[START]

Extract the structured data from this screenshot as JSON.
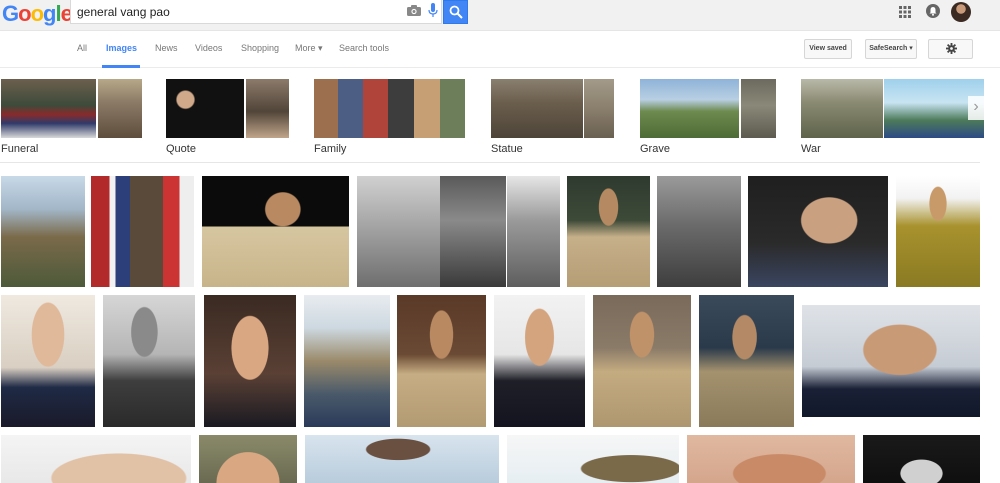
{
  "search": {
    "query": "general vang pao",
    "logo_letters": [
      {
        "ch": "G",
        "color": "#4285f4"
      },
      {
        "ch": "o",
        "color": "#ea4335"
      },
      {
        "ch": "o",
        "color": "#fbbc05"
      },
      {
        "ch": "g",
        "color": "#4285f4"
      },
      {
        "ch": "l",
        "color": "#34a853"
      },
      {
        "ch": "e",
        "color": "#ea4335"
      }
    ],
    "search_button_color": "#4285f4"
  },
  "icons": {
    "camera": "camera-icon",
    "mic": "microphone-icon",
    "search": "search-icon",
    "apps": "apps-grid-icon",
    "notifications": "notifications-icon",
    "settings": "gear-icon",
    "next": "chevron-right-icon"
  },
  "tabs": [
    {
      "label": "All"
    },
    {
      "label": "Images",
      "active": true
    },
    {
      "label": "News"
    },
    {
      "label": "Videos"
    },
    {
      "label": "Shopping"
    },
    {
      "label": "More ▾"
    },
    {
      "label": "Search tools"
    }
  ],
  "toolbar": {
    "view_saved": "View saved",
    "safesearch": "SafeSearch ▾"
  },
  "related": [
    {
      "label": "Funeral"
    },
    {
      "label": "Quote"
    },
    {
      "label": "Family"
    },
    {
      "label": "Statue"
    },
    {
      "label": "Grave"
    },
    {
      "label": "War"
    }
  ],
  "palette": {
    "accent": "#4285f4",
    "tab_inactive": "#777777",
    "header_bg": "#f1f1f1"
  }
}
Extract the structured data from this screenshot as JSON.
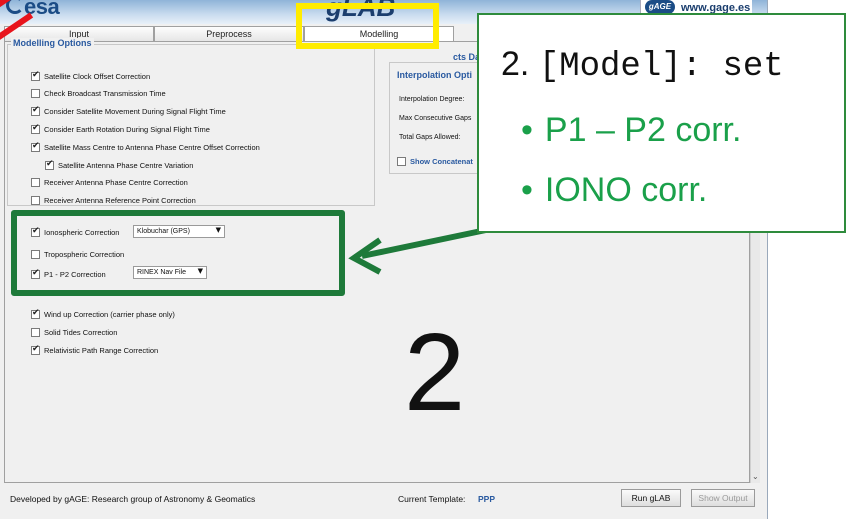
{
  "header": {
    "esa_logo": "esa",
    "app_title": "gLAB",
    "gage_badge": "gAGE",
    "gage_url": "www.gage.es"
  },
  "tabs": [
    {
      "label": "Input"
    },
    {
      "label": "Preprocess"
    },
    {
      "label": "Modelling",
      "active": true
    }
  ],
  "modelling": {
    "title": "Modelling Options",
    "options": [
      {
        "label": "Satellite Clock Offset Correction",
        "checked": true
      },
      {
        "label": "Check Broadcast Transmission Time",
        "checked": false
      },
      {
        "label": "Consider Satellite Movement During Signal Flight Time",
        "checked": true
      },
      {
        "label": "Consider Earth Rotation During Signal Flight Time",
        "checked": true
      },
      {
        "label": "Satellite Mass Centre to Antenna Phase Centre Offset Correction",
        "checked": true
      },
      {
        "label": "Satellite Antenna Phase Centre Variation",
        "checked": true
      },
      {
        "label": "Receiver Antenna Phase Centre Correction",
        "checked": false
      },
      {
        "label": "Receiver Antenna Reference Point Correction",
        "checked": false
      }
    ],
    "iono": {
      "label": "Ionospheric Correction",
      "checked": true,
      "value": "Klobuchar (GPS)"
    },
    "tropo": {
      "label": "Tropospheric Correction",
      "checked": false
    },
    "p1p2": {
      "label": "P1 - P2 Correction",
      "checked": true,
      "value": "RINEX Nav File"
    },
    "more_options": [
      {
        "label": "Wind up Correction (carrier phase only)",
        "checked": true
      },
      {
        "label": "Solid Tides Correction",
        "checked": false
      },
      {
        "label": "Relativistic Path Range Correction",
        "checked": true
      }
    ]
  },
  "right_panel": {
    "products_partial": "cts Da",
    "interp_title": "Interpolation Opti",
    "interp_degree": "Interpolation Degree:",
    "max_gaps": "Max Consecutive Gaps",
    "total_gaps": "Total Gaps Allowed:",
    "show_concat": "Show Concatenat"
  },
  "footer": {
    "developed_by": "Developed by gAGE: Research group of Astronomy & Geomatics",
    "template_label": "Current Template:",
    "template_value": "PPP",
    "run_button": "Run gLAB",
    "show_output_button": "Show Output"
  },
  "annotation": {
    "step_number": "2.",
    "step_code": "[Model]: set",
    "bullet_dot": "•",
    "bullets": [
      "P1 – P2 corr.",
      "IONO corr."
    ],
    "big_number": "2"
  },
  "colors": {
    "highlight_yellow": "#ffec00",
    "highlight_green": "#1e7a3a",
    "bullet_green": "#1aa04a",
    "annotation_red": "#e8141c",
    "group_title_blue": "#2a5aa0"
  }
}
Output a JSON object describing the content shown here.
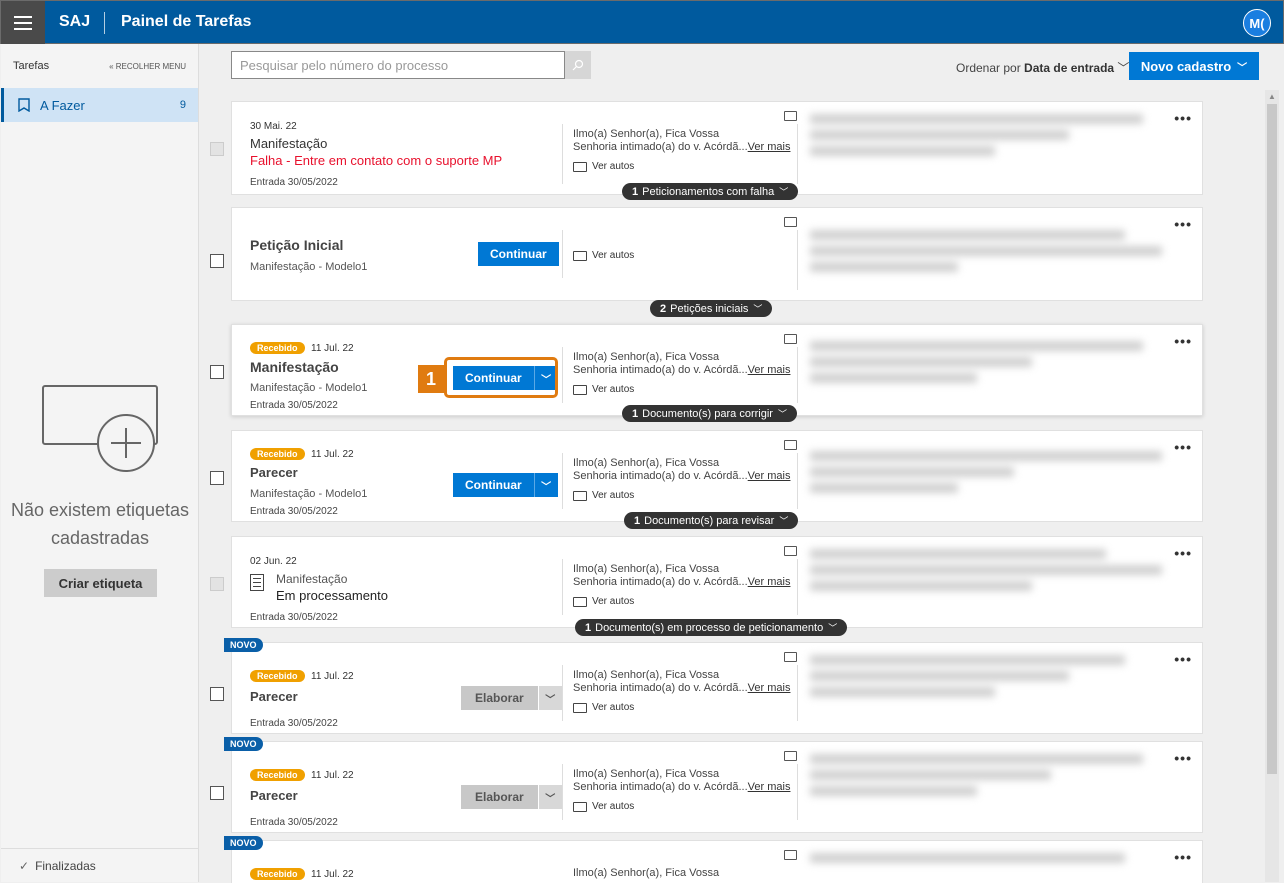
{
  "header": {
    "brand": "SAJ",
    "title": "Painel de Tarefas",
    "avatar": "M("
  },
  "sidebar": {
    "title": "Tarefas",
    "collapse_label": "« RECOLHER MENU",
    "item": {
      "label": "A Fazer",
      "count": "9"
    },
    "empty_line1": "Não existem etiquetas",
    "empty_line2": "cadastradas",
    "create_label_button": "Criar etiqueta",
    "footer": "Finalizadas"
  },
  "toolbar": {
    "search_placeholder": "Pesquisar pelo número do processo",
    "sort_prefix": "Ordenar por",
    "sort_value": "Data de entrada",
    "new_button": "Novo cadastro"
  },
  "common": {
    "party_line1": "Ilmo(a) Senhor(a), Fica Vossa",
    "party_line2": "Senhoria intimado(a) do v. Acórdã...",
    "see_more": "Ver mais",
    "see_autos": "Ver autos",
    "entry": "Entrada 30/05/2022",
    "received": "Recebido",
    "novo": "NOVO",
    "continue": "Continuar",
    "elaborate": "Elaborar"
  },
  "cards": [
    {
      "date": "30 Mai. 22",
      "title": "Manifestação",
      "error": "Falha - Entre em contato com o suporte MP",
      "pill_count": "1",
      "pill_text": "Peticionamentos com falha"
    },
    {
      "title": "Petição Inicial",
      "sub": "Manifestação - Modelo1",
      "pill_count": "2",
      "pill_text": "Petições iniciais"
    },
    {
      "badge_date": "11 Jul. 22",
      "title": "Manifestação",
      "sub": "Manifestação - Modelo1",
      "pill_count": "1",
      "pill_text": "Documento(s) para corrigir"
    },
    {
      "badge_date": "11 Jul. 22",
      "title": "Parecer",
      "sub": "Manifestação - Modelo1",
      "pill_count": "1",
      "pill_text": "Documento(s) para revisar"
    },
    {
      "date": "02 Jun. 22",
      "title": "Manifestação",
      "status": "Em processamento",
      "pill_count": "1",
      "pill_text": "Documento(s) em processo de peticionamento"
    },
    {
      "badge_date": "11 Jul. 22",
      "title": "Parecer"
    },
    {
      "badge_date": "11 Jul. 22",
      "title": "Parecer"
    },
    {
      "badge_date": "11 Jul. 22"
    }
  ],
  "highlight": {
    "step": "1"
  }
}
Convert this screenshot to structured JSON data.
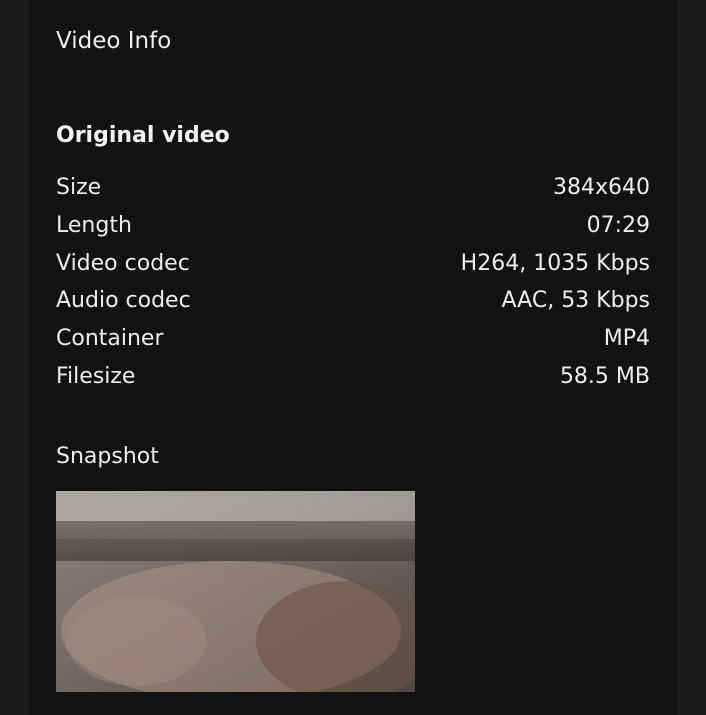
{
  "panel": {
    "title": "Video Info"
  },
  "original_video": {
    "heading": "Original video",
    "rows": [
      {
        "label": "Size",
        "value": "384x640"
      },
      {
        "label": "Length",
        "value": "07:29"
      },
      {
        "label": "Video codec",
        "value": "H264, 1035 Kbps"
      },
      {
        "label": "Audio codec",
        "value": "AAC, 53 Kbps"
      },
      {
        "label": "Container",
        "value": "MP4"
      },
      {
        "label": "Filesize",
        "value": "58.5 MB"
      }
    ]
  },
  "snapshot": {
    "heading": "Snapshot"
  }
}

[END]

_Written task_
Using the entries above, return each line that includes the word "Documento".

_Correct result_
      "pill_text": "Documento(s) para corrigir"
      "pill_text": "Documento(s) para revisar"
      "pill_text": "Documento(s) em processo de peticionamento"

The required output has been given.